# Start of Records shown

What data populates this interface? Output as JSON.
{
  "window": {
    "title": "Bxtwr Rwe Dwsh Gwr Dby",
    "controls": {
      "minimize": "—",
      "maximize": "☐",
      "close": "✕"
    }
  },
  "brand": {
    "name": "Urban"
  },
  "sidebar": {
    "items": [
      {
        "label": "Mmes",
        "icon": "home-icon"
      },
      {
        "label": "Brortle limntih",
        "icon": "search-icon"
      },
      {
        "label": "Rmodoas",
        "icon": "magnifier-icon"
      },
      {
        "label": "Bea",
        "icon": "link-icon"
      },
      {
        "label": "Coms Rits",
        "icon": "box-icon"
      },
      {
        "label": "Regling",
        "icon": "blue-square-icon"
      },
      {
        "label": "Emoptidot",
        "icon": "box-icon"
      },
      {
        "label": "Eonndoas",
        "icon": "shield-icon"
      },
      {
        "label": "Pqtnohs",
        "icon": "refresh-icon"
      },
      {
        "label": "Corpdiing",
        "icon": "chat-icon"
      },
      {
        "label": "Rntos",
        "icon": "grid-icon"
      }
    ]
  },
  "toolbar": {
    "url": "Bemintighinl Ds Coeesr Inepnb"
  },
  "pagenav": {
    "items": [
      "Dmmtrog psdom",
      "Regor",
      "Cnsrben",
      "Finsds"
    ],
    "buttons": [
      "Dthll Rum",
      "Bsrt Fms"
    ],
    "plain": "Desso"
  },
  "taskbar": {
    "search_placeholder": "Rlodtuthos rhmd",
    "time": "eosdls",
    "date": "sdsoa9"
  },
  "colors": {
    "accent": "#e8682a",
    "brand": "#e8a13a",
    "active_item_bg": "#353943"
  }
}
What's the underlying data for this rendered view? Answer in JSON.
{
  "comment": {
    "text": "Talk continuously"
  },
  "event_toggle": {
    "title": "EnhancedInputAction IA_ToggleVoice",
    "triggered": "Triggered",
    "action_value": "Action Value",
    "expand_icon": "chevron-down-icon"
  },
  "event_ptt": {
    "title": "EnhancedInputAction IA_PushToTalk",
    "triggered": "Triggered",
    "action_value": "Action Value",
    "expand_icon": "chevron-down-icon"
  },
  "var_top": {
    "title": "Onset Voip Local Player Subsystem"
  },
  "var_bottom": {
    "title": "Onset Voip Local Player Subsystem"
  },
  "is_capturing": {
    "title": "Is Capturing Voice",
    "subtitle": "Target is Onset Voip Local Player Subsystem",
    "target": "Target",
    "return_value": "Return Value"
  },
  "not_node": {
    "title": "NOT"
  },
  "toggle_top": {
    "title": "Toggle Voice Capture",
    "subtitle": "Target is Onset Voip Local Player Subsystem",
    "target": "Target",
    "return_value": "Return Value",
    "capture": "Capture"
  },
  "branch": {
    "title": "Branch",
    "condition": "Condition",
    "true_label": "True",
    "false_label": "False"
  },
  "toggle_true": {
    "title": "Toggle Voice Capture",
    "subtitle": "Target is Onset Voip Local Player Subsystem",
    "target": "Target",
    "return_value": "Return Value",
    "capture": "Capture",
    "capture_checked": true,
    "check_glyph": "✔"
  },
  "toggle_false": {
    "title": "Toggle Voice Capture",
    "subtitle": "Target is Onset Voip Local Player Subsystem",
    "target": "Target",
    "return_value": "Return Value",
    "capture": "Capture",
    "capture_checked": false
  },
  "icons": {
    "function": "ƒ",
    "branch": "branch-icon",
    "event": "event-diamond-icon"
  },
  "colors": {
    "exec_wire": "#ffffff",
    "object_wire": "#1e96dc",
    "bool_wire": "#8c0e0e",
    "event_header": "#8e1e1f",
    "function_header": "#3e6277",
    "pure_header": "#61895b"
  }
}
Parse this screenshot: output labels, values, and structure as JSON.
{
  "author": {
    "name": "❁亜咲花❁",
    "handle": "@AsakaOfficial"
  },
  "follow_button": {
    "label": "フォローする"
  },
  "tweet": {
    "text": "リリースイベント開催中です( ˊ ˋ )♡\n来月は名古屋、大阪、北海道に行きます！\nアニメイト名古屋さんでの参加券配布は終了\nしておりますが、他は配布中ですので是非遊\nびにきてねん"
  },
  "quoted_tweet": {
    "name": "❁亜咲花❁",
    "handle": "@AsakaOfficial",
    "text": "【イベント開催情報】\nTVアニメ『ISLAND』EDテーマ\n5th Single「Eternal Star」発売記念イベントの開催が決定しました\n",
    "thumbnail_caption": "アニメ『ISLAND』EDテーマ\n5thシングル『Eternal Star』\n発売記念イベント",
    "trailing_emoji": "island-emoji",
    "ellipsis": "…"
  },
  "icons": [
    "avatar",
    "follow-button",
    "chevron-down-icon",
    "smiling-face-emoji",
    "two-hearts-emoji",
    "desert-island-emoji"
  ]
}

# End of Records shown

Problem to work on
Take the records above and return them exactly as written.

Result
What data populates this interface? Output as JSON.
{
  "window": {
    "title": "Bxtwr Rwe Dwsh Gwr Dby",
    "controls": {
      "minimize": "—",
      "maximize": "☐",
      "close": "✕"
    }
  },
  "brand": {
    "name": "Urban"
  },
  "sidebar": {
    "items": [
      {
        "label": "Mmes",
        "icon": "home-icon"
      },
      {
        "label": "Brortle limntih",
        "icon": "search-icon"
      },
      {
        "label": "Rmodoas",
        "icon": "magnifier-icon"
      },
      {
        "label": "Bea",
        "icon": "link-icon"
      },
      {
        "label": "Coms Rits",
        "icon": "box-icon"
      },
      {
        "label": "Regling",
        "icon": "blue-square-icon"
      },
      {
        "label": "Emoptidot",
        "icon": "box-icon"
      },
      {
        "label": "Eonndoas",
        "icon": "shield-icon"
      },
      {
        "label": "Pqtnohs",
        "icon": "refresh-icon"
      },
      {
        "label": "Corpdiing",
        "icon": "chat-icon"
      },
      {
        "label": "Rntos",
        "icon": "grid-icon"
      }
    ]
  },
  "toolbar": {
    "url": "Bemintighinl Ds Coeesr Inepnb"
  },
  "pagenav": {
    "items": [
      "Dmmtrog psdom",
      "Regor",
      "Cnsrben",
      "Finsds"
    ],
    "buttons": [
      "Dthll Rum",
      "Bsrt Fms"
    ],
    "plain": "Desso"
  },
  "taskbar": {
    "search_placeholder": "Rlodtuthos rhmd",
    "time": "eosdls",
    "date": "sdsoa9"
  },
  "colors": {
    "accent": "#e8682a",
    "brand": "#e8a13a",
    "active_item_bg": "#353943"
  }
}
What's the underlying data for this rendered view? Answer in JSON.
{
  "comment": {
    "text": "Talk continuously"
  },
  "event_toggle": {
    "title": "EnhancedInputAction IA_ToggleVoice",
    "triggered": "Triggered",
    "action_value": "Action Value",
    "expand_icon": "chevron-down-icon"
  },
  "event_ptt": {
    "title": "EnhancedInputAction IA_PushToTalk",
    "triggered": "Triggered",
    "action_value": "Action Value",
    "expand_icon": "chevron-down-icon"
  },
  "var_top": {
    "title": "Onset Voip Local Player Subsystem"
  },
  "var_bottom": {
    "title": "Onset Voip Local Player Subsystem"
  },
  "is_capturing": {
    "title": "Is Capturing Voice",
    "subtitle": "Target is Onset Voip Local Player Subsystem",
    "target": "Target",
    "return_value": "Return Value"
  },
  "not_node": {
    "title": "NOT"
  },
  "toggle_top": {
    "title": "Toggle Voice Capture",
    "subtitle": "Target is Onset Voip Local Player Subsystem",
    "target": "Target",
    "return_value": "Return Value",
    "capture": "Capture"
  },
  "branch": {
    "title": "Branch",
    "condition": "Condition",
    "true_label": "True",
    "false_label": "False"
  },
  "toggle_true": {
    "title": "Toggle Voice Capture",
    "subtitle": "Target is Onset Voip Local Player Subsystem",
    "target": "Target",
    "return_value": "Return Value",
    "capture": "Capture",
    "capture_checked": true,
    "check_glyph": "✔"
  },
  "toggle_false": {
    "title": "Toggle Voice Capture",
    "subtitle": "Target is Onset Voip Local Player Subsystem",
    "target": "Target",
    "return_value": "Return Value",
    "capture": "Capture",
    "capture_checked": false
  },
  "icons": {
    "function": "ƒ",
    "branch": "branch-icon",
    "event": "event-diamond-icon"
  },
  "colors": {
    "exec_wire": "#ffffff",
    "object_wire": "#1e96dc",
    "bool_wire": "#8c0e0e",
    "event_header": "#8e1e1f",
    "function_header": "#3e6277",
    "pure_header": "#61895b"
  }
}
Parse this screenshot: output labels, values, and structure as JSON.
{
  "author": {
    "name": "❁亜咲花❁",
    "handle": "@AsakaOfficial"
  },
  "follow_button": {
    "label": "フォローする"
  },
  "tweet": {
    "text": "リリースイベント開催中です( ˊ ˋ )♡\n来月は名古屋、大阪、北海道に行きます！\nアニメイト名古屋さんでの参加券配布は終了\nしておりますが、他は配布中ですので是非遊\nびにきてねん"
  },
  "quoted_tweet": {
    "name": "❁亜咲花❁",
    "handle": "@AsakaOfficial",
    "text": "【イベント開催情報】\nTVアニメ『ISLAND』EDテーマ\n5th Single「Eternal Star」発売記念イベントの開催が決定しました\n",
    "thumbnail_caption": "アニメ『ISLAND』EDテーマ\n5thシングル『Eternal Star』\n発売記念イベント",
    "trailing_emoji": "island-emoji",
    "ellipsis": "…"
  },
  "icons": [
    "avatar",
    "follow-button",
    "chevron-down-icon",
    "smiling-face-emoji",
    "two-hearts-emoji",
    "desert-island-emoji"
  ]
}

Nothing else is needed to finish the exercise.